_RECORDS TO PROCESS_
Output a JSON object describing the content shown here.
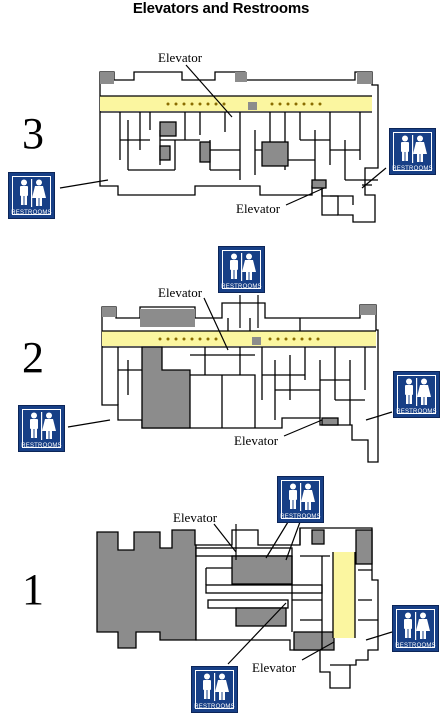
{
  "title": "Elevators and Restrooms",
  "floors": [
    {
      "number": "3",
      "elevator_label": "Elevator",
      "elevator_label_2": "Elevator",
      "restroom_label": "RESTROOMS"
    },
    {
      "number": "2",
      "elevator_label": "Elevator",
      "elevator_label_2": "Elevator",
      "restroom_label": "RESTROOMS"
    },
    {
      "number": "1",
      "elevator_label": "Elevator",
      "elevator_label_2": "Elevator",
      "restroom_label": "RESTROOMS"
    }
  ],
  "colors": {
    "restroom_sign": "#173f86",
    "highlight": "#fbf6a0",
    "fill_gray": "#8c8c8c",
    "walls": "#000000"
  },
  "icons": [
    "restroom-sign-icon",
    "man-icon",
    "woman-icon",
    "elevator-dot-icon"
  ]
}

_EXERCISE REQUIREMENTS_
Repeat the data in full and exactly. Omit pictures.

_FINAL RESULT_
Output a JSON object describing the content shown here.
{
  "title": "Elevators and Restrooms",
  "floors": [
    {
      "number": "3",
      "elevator_label": "Elevator",
      "elevator_label_2": "Elevator",
      "restroom_label": "RESTROOMS"
    },
    {
      "number": "2",
      "elevator_label": "Elevator",
      "elevator_label_2": "Elevator",
      "restroom_label": "RESTROOMS"
    },
    {
      "number": "1",
      "elevator_label": "Elevator",
      "elevator_label_2": "Elevator",
      "restroom_label": "RESTROOMS"
    }
  ],
  "colors": {
    "restroom_sign": "#173f86",
    "highlight": "#fbf6a0",
    "fill_gray": "#8c8c8c",
    "walls": "#000000"
  },
  "icons": [
    "restroom-sign-icon",
    "man-icon",
    "woman-icon",
    "elevator-dot-icon"
  ]
}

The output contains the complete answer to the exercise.